Listed records:
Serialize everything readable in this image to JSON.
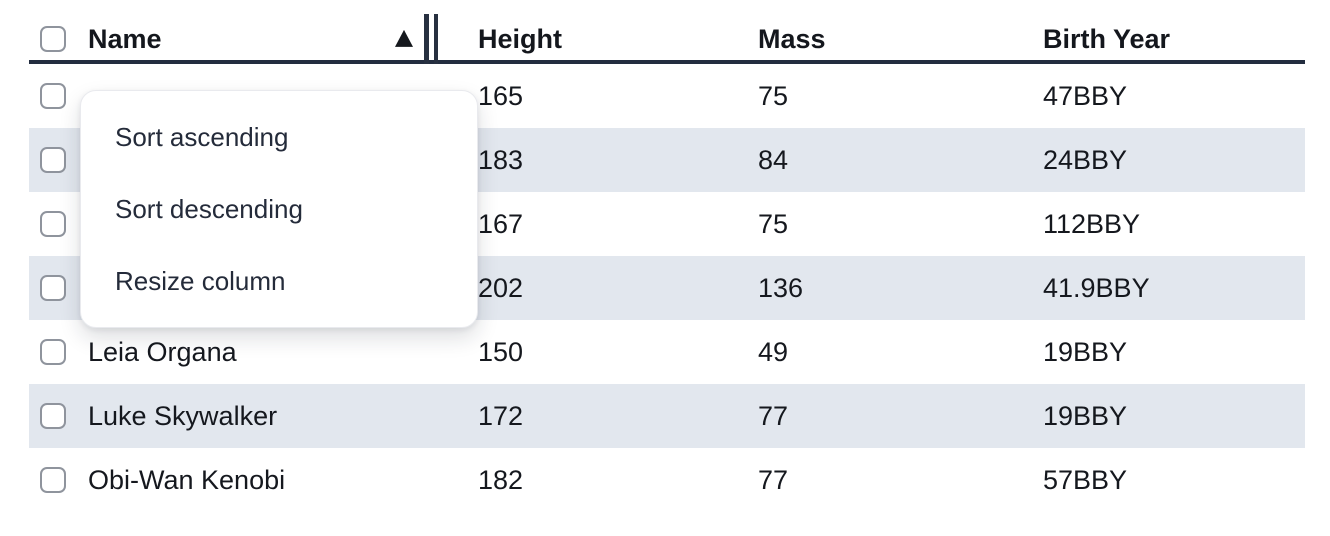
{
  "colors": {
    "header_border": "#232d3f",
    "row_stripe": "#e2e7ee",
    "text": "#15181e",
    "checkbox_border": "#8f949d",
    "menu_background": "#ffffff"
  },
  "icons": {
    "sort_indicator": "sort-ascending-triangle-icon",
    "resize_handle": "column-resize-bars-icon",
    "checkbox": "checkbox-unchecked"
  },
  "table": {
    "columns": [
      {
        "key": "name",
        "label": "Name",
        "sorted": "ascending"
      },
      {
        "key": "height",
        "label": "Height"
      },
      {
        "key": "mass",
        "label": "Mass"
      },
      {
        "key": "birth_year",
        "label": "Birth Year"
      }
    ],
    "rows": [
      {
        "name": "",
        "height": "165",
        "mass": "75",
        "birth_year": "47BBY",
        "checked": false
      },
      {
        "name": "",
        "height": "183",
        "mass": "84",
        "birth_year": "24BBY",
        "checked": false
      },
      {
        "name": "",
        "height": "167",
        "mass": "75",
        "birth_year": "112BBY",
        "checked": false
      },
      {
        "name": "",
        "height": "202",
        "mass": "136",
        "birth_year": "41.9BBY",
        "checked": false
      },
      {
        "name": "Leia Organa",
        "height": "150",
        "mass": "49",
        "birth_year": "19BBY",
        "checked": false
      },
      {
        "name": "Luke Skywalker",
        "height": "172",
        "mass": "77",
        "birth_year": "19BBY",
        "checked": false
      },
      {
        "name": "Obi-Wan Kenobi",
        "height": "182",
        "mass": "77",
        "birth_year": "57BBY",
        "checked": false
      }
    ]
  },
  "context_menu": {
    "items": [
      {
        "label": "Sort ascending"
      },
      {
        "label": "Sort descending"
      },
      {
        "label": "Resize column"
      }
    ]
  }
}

What is being asked: Find all lines holding the string "ascending" and copy them.

Output for this exercise:
    "sort_indicator": "sort-ascending-triangle-icon",
        "sorted": "ascending"
        "label": "Sort ascending"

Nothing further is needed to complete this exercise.